+++ EXTRAIT +++
Team8, en plus d’être étroitement liée à des entreprises controversées liées à l’Unité 8200 comme Cybereason, a également développé des liens étroits avec d’anciens fonctionnaires du gouvernement américain, dont l’ancien chef de l’Agence de sécurité nationale (NSA) Mike Rogers, qui travaille maintenant pour Team8. Un autre lien notable des États-Unis avec Team8 est le fait que l’un des principaux investisseurs de Team8 n’est autre qu’Eric Schmidt, qui est maintenant prêt à « réimaginer » la vie à New York sur ordre de Cuomo. En plus de Team8, le fonds Innovation Endeavors de Schmidt est fortement investi dans plusieurs entreprises israéliennes de l’« internet des objets » et d’autres start-ups israéliennes de haute technologie.
En outre, l’ancien employeur de M. Schmidt, Google, s’est associé à la société israélienne Carbyne911 pour la mise en place de services d’urgence et de fonctions d’appel au 911 pour les « villes intelligentes ». Carbyne911 est présidée par l’ancien premier ministre israélien Ehud Barak et a été partiellement financée par Jeffrey Epstein, un ami proche de M. Barak. Son logiciel, conçu par d’anciens membres de l’unité 8200, possède une fonctionnalité « pré-crime » intégrée, entre autres caractéristiques orwelliennes.
Étant donné que Schmidt a participé au nouveau panel créé par Cuomo pour « réimaginer » l’infrastructure technologique de New York, il est très déconcertant que les médias n’aient même pas mentionné le rôle évident que les initiatives soutenues par le gouvernement israélien, ainsi que les start-ups et les incubateurs liés aux renseignements israéliens, sont appelés à jouer sur l’avenir de New York.
+++ ENREGISTREMENTS FOURNIS +++
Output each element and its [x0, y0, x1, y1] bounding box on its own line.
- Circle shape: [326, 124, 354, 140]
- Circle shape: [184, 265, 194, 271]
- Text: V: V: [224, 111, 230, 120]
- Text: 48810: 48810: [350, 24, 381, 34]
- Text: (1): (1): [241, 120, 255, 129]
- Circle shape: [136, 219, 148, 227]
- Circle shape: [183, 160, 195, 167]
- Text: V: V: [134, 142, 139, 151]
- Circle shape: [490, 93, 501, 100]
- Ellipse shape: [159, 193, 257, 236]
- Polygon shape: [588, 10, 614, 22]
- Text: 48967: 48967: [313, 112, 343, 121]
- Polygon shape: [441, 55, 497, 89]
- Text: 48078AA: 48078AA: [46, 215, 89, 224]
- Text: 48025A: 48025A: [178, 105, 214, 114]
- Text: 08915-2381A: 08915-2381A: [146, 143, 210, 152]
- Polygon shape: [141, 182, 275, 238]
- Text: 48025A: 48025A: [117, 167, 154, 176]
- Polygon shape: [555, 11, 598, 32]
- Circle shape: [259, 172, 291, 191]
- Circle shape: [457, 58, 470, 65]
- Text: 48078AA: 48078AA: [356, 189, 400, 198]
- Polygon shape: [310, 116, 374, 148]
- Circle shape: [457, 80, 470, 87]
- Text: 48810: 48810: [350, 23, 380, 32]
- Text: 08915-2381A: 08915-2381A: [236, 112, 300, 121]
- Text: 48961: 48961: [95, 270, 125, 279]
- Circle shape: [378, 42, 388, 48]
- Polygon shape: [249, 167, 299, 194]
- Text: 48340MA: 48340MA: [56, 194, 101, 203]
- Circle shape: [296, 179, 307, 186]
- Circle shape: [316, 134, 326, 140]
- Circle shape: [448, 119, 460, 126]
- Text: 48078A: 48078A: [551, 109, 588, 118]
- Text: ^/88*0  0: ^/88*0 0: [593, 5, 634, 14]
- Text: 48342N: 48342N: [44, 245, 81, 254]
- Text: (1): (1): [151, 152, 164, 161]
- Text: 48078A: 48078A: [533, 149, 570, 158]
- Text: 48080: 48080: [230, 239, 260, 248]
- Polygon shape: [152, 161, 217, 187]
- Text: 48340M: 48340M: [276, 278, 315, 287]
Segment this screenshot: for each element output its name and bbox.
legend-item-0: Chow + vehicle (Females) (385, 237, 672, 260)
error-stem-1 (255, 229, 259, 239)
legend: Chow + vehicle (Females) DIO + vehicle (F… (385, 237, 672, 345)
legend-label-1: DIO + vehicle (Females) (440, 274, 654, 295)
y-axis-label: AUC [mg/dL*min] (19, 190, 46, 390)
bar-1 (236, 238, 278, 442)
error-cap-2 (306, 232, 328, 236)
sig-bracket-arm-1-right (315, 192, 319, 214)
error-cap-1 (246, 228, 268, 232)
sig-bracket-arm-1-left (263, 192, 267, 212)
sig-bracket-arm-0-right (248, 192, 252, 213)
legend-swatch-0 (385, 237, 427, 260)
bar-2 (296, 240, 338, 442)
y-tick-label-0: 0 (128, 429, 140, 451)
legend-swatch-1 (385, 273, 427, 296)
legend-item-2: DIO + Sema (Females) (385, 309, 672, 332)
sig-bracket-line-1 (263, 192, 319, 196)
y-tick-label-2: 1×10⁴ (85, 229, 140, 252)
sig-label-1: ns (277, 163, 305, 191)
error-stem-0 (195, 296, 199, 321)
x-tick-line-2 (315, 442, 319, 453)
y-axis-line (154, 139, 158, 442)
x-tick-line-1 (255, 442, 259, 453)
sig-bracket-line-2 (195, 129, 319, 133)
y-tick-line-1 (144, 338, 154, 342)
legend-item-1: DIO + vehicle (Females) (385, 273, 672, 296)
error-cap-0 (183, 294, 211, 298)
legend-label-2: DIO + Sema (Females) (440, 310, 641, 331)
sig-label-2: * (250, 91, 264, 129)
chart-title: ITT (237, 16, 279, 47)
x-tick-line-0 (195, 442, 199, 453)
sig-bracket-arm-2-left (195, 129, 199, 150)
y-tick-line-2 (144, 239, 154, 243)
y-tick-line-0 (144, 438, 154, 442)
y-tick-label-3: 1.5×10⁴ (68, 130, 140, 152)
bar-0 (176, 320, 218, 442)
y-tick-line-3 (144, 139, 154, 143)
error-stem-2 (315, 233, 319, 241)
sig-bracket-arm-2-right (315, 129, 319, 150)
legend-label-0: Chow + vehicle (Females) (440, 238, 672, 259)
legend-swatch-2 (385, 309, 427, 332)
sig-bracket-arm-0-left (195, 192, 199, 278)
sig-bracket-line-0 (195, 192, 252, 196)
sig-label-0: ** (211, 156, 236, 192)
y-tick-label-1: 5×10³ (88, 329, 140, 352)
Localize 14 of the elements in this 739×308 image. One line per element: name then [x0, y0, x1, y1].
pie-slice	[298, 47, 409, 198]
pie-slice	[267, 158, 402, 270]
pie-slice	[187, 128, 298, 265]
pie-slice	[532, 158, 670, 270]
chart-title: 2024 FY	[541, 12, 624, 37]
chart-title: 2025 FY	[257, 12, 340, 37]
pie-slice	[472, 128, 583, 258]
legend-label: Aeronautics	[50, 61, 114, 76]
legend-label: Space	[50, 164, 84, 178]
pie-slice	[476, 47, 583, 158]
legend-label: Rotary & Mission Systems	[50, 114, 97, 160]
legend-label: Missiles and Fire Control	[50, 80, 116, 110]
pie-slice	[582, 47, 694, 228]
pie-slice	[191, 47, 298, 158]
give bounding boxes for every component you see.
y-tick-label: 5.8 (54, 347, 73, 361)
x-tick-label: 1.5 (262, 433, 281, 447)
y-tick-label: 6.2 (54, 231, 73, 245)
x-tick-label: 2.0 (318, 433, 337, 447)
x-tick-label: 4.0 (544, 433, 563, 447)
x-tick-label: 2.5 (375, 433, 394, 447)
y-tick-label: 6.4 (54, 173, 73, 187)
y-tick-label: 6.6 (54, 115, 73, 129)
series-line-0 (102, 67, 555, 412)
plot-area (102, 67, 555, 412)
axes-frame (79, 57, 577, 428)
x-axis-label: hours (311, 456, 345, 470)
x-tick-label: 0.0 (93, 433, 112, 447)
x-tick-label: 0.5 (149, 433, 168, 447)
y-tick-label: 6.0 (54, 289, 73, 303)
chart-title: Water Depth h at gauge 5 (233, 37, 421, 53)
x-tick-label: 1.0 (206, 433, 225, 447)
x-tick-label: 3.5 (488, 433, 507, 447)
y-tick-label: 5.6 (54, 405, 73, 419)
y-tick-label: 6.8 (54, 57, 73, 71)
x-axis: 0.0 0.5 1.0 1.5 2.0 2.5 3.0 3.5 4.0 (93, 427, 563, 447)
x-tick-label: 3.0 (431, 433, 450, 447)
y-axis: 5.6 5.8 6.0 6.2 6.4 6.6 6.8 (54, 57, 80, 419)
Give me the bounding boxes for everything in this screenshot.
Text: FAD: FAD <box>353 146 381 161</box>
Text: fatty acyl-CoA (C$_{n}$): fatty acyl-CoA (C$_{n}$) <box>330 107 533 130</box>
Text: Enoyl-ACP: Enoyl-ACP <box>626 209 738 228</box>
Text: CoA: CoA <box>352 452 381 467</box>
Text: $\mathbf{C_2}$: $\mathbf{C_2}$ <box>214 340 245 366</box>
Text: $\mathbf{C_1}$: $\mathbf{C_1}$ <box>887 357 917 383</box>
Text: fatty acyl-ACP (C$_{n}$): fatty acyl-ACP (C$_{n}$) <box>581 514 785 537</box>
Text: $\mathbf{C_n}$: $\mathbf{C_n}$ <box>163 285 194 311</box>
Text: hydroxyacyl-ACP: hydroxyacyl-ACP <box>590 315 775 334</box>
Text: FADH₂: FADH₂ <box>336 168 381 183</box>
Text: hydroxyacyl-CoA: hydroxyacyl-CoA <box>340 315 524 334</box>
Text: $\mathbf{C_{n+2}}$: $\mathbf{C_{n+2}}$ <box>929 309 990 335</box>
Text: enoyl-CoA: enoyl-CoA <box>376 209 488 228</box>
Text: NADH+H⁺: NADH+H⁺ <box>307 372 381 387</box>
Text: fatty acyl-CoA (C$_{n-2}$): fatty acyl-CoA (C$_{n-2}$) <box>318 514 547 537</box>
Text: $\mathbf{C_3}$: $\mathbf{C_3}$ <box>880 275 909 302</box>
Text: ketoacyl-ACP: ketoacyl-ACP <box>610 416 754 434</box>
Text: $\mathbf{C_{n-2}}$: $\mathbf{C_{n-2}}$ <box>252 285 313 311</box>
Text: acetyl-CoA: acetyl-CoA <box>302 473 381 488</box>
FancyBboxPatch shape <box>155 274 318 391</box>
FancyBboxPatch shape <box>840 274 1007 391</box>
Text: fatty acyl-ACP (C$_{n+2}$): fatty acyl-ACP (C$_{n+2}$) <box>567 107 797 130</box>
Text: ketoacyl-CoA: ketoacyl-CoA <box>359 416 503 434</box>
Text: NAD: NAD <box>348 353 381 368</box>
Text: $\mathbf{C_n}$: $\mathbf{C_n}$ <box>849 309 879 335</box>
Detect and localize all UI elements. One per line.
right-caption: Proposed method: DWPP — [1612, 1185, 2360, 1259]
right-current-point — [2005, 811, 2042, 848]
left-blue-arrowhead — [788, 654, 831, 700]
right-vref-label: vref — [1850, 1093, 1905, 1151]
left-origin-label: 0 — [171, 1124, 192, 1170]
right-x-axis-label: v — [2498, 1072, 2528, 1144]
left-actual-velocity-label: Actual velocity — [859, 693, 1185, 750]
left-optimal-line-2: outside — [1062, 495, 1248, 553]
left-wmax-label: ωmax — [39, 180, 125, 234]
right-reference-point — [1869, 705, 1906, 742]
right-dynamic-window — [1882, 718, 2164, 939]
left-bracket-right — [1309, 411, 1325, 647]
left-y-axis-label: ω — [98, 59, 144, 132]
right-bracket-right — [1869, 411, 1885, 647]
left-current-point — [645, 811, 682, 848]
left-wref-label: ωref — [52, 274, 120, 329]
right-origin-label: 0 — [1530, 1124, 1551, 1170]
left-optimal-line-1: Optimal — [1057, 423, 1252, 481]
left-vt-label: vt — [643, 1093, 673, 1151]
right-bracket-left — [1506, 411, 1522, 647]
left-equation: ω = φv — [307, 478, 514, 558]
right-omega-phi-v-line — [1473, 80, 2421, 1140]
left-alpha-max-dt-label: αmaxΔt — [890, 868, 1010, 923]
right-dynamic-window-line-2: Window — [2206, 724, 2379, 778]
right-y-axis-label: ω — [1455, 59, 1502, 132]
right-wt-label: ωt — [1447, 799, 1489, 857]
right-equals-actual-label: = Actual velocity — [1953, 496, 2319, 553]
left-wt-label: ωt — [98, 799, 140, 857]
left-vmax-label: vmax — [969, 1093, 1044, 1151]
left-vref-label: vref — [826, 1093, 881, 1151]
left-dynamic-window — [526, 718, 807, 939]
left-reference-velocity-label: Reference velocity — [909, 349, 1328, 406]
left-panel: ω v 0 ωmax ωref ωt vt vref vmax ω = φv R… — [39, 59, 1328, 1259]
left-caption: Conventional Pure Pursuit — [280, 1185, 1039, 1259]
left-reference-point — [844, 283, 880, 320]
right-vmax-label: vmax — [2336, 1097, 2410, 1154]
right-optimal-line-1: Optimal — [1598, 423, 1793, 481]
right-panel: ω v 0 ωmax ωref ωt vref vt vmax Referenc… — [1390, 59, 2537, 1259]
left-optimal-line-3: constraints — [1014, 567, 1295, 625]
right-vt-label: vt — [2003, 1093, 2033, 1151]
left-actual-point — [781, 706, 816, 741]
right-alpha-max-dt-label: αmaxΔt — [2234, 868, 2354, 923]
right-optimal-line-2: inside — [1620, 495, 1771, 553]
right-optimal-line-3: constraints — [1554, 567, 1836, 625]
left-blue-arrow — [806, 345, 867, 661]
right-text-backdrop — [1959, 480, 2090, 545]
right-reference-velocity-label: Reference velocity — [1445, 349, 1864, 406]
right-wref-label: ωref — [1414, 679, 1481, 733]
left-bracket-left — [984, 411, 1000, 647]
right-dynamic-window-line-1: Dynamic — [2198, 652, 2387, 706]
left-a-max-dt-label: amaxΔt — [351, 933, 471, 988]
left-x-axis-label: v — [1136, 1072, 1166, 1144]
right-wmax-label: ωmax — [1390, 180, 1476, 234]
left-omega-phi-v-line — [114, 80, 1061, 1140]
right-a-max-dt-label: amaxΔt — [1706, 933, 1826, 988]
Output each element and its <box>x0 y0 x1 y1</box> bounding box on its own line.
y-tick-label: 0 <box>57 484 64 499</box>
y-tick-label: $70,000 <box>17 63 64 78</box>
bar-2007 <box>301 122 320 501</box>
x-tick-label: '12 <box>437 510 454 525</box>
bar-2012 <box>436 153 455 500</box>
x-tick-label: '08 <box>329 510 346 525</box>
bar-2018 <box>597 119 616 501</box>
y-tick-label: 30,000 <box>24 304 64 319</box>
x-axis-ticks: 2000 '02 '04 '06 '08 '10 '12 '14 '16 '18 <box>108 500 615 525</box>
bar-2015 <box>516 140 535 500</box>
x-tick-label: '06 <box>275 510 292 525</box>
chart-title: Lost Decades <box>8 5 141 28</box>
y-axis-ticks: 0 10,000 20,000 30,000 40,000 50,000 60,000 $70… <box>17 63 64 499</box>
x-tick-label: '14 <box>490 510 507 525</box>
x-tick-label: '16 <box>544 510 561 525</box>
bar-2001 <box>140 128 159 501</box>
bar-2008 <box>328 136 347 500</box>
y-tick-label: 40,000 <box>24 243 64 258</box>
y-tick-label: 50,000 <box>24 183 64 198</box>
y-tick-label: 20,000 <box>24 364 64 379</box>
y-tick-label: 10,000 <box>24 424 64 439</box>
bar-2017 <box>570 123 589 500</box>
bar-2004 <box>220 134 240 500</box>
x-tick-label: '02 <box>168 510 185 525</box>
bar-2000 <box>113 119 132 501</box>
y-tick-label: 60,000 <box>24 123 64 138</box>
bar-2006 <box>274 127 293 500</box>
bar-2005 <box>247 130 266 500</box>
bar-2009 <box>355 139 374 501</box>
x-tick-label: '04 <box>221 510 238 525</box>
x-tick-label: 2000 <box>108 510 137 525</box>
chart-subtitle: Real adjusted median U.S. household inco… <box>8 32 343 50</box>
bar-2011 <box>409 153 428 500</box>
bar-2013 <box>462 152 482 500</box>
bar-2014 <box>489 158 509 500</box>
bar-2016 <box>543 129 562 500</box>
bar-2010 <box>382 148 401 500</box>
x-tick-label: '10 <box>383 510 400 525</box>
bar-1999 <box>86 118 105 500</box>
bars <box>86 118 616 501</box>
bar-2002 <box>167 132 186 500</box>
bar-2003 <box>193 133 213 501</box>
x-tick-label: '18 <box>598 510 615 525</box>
+++
■ CONSIGNE 1:
Répondez aux questions suivantes d'après l'extrait :
(a) Quel poste Mike Rogers occupait-il avant de travailler pour Team8 ?
(b) Qui préside la société Carbyne911 ?
(c) Comment s'appelle le fonds d'Eric Schmidt ?
■ CONSIGNE 2:
Relevez toutes les personnes désignées par leur nom dans l'extrait.
■ CONSIGNE 3:
Reprenez le texte sur Schmidt, Team8 et l'avenir de New York juste après sa dernière phrase.
Les enregistrements n'ont aucun lien avec l'extrait.

■ RÉPONSE ATTENDUE 1:
(a) Il était le chef de l'Agence de sécurité nationale (NSA).
(b) L'ancien premier ministre israélien Ehud Barak.
(c) Innovation Endeavors.

■ RÉPONSE ATTENDUE 2:
Mike Rogers, Eric Schmidt, Cuomo, Ehud Barak, Jeffrey Epstein.

■ RÉPONSE ATTENDUE 3:
Ces liens sont particulièrement inquiétants étant donné que le gouvernement et les services de renseignements israéliens ont une longue histoire d’espionnage agressif du gouvernement fédéral américain et/ou de chantage à l’égard de hauts responsables politiques américains, notamment en utilisant des moyens technologiques. De plus, le gouvernement israélien dirigé par le Premier ministre Benjamin Netanyahu a une politique explicite de création d’une dépendance des États-Unis envers les entreprises technologiques israéliennes afin de contrer le mouvement non violent de Boycott, Disinvestissement et Sanctions (BDS) aux États-Unis et de faire d’Israël la « cyber-puissance » mondiale dominante. Ce n’est donc pas une coïncidence si Israël a également été choisi par d’autres pays dotés de puissants lobbies sionistes pour créer des « villes intelligentes », dont certaines sont spécifiquement destinées aux « résidents à faible revenu », dans des endroits comme le Brésil et ailleurs, dans les années qui ont suivi le début de cette politique en 2012.
Bien sûr, alors que ces politiques et le partenariat NY-Israël pour les villes intelligentes devraient être une aubaine pour les entreprises israéliennes et les objectifs géopolitiques d’Israël, les New-Yorkais risquent d’être les grands perdants de la « réimagination » de leur État. Non seulement les emplois bien rémunérés de l’avenir des hautes technologies de New York sont offerts aux étrangers et aux entreprises à capitaux étrangers, mais le potentiel d’érosion de la vie privée des « villes intelligentes » sera largement placé entre les mains d’une puissance étrangère.